SET PROBLEM: Quote the data below in full, please, without altering anything.

GIVEN RECORDS:
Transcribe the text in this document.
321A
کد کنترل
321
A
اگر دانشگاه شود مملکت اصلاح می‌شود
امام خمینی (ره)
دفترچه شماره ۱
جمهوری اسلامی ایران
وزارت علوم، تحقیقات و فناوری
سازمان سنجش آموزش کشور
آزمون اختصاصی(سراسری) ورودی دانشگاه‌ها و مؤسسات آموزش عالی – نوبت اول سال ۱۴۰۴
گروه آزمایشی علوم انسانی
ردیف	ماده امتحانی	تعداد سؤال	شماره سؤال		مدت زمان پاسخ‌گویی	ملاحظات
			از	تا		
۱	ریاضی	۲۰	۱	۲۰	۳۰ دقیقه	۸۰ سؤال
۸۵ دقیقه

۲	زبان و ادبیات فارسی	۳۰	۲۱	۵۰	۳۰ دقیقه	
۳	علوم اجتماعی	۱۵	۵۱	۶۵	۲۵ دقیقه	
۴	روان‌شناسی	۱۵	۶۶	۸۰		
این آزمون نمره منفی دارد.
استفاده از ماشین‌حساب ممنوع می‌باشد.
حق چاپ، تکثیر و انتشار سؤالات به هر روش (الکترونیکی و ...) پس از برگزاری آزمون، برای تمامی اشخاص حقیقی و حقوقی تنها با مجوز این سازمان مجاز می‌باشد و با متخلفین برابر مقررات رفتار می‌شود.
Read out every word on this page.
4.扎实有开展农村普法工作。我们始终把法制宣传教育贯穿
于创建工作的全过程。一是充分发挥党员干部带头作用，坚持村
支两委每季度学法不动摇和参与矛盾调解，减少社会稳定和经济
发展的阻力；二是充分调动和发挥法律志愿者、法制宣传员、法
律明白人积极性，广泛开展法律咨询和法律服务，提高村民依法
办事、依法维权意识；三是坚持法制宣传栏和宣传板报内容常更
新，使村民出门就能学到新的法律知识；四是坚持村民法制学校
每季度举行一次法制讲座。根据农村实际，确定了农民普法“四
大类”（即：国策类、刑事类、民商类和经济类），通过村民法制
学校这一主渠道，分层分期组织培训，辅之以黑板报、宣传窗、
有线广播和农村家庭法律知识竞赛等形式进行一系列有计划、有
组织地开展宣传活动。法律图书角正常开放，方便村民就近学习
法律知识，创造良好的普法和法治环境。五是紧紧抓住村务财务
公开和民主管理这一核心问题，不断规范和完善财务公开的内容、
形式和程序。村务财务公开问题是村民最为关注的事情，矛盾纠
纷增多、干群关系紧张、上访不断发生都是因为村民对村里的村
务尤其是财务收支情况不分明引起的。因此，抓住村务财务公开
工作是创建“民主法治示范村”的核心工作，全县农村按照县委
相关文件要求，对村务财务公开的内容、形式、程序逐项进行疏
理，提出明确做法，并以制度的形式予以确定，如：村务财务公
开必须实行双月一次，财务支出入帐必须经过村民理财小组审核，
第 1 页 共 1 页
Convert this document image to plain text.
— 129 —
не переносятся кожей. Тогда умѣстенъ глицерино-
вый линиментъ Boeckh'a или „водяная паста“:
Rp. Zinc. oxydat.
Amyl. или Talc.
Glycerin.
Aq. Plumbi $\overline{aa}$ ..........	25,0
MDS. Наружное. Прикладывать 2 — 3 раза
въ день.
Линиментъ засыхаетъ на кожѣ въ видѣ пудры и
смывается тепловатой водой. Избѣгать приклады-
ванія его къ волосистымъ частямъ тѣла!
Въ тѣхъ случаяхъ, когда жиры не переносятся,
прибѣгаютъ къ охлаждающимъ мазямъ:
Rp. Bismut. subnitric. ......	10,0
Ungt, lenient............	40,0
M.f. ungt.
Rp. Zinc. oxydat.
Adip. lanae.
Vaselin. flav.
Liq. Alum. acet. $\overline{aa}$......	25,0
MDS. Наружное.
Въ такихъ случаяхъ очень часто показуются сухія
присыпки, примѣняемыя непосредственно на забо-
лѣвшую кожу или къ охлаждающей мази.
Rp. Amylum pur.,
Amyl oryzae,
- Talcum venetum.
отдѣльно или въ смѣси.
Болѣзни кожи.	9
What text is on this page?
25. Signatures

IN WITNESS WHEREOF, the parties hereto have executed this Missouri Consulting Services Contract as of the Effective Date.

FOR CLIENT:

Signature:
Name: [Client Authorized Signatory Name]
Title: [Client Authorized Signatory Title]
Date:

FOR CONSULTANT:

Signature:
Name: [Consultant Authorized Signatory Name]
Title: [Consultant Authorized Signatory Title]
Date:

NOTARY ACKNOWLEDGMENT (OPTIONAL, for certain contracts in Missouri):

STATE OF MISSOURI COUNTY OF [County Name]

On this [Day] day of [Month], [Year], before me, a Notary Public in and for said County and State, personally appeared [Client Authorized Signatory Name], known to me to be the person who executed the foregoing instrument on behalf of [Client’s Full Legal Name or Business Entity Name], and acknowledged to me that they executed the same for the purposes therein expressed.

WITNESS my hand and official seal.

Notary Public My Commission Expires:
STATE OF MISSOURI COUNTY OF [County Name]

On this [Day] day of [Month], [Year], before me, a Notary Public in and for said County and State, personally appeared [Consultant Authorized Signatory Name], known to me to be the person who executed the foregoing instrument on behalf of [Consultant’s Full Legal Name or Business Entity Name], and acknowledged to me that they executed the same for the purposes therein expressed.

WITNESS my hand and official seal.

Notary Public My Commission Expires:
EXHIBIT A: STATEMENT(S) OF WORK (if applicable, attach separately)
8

SOLUTION:
Transcribe the text in this document.
321A
کد کنترل
321
A
اگر دانشگاه شود مملکت اصلاح می‌شود
امام خمینی (ره)
دفترچه شماره ۱
جمهوری اسلامی ایران
وزارت علوم، تحقیقات و فناوری
سازمان سنجش آموزش کشور
آزمون اختصاصی(سراسری) ورودی دانشگاه‌ها و مؤسسات آموزش عالی – نوبت اول سال ۱۴۰۴
گروه آزمایشی علوم انسانی
ردیف	ماده امتحانی	تعداد سؤال	شماره سؤال		مدت زمان پاسخ‌گویی	ملاحظات
			از	تا		
۱	ریاضی	۲۰	۱	۲۰	۳۰ دقیقه	۸۰ سؤال
۸۵ دقیقه

۲	زبان و ادبیات فارسی	۳۰	۲۱	۵۰	۳۰ دقیقه	
۳	علوم اجتماعی	۱۵	۵۱	۶۵	۲۵ دقیقه	
۴	روان‌شناسی	۱۵	۶۶	۸۰		
این آزمون نمره منفی دارد.
استفاده از ماشین‌حساب ممنوع می‌باشد.
حق چاپ، تکثیر و انتشار سؤالات به هر روش (الکترونیکی و ...) پس از برگزاری آزمون، برای تمامی اشخاص حقیقی و حقوقی تنها با مجوز این سازمان مجاز می‌باشد و با متخلفین برابر مقررات رفتار می‌شود.
Read out every word on this page.
4.扎实有开展农村普法工作。我们始终把法制宣传教育贯穿
于创建工作的全过程。一是充分发挥党员干部带头作用，坚持村
支两委每季度学法不动摇和参与矛盾调解，减少社会稳定和经济
发展的阻力；二是充分调动和发挥法律志愿者、法制宣传员、法
律明白人积极性，广泛开展法律咨询和法律服务，提高村民依法
办事、依法维权意识；三是坚持法制宣传栏和宣传板报内容常更
新，使村民出门就能学到新的法律知识；四是坚持村民法制学校
每季度举行一次法制讲座。根据农村实际，确定了农民普法“四
大类”（即：国策类、刑事类、民商类和经济类），通过村民法制
学校这一主渠道，分层分期组织培训，辅之以黑板报、宣传窗、
有线广播和农村家庭法律知识竞赛等形式进行一系列有计划、有
组织地开展宣传活动。法律图书角正常开放，方便村民就近学习
法律知识，创造良好的普法和法治环境。五是紧紧抓住村务财务
公开和民主管理这一核心问题，不断规范和完善财务公开的内容、
形式和程序。村务财务公开问题是村民最为关注的事情，矛盾纠
纷增多、干群关系紧张、上访不断发生都是因为村民对村里的村
务尤其是财务收支情况不分明引起的。因此，抓住村务财务公开
工作是创建“民主法治示范村”的核心工作，全县农村按照县委
相关文件要求，对村务财务公开的内容、形式、程序逐项进行疏
理，提出明确做法，并以制度的形式予以确定，如：村务财务公
开必须实行双月一次，财务支出入帐必须经过村民理财小组审核，
第 1 页 共 1 页
Convert this document image to plain text.
— 129 —
не переносятся кожей. Тогда умѣстенъ глицерино-
вый линиментъ Boeckh'a или „водяная паста“:
Rp. Zinc. oxydat.
Amyl. или Talc.
Glycerin.
Aq. Plumbi $\overline{aa}$ ..........	25,0
MDS. Наружное. Прикладывать 2 — 3 раза
въ день.
Линиментъ засыхаетъ на кожѣ въ видѣ пудры и
смывается тепловатой водой. Избѣгать приклады-
ванія его къ волосистымъ частямъ тѣла!
Въ тѣхъ случаяхъ, когда жиры не переносятся,
прибѣгаютъ къ охлаждающимъ мазямъ:
Rp. Bismut. subnitric. ......	10,0
Ungt, lenient............	40,0
M.f. ungt.
Rp. Zinc. oxydat.
Adip. lanae.
Vaselin. flav.
Liq. Alum. acet. $\overline{aa}$......	25,0
MDS. Наружное.
Въ такихъ случаяхъ очень часто показуются сухія
присыпки, примѣняемыя непосредственно на забо-
лѣвшую кожу или къ охлаждающей мази.
Rp. Amylum pur.,
Amyl oryzae,
- Talcum venetum.
отдѣльно или въ смѣси.
Болѣзни кожи.	9
What text is on this page?
25. Signatures

IN WITNESS WHEREOF, the parties hereto have executed this Missouri Consulting Services Contract as of the Effective Date.

FOR CLIENT:

Signature:
Name: [Client Authorized Signatory Name]
Title: [Client Authorized Signatory Title]
Date:

FOR CONSULTANT:

Signature:
Name: [Consultant Authorized Signatory Name]
Title: [Consultant Authorized Signatory Title]
Date:

NOTARY ACKNOWLEDGMENT (OPTIONAL, for certain contracts in Missouri):

STATE OF MISSOURI COUNTY OF [County Name]

On this [Day] day of [Month], [Year], before me, a Notary Public in and for said County and State, personally appeared [Client Authorized Signatory Name], known to me to be the person who executed the foregoing instrument on behalf of [Client’s Full Legal Name or Business Entity Name], and acknowledged to me that they executed the same for the purposes therein expressed.

WITNESS my hand and official seal.

Notary Public My Commission Expires:
STATE OF MISSOURI COUNTY OF [County Name]

On this [Day] day of [Month], [Year], before me, a Notary Public in and for said County and State, personally appeared [Consultant Authorized Signatory Name], known to me to be the person who executed the foregoing instrument on behalf of [Consultant’s Full Legal Name or Business Entity Name], and acknowledged to me that they executed the same for the purposes therein expressed.

WITNESS my hand and official seal.

Notary Public My Commission Expires:
EXHIBIT A: STATEMENT(S) OF WORK (if applicable, attach separately)
8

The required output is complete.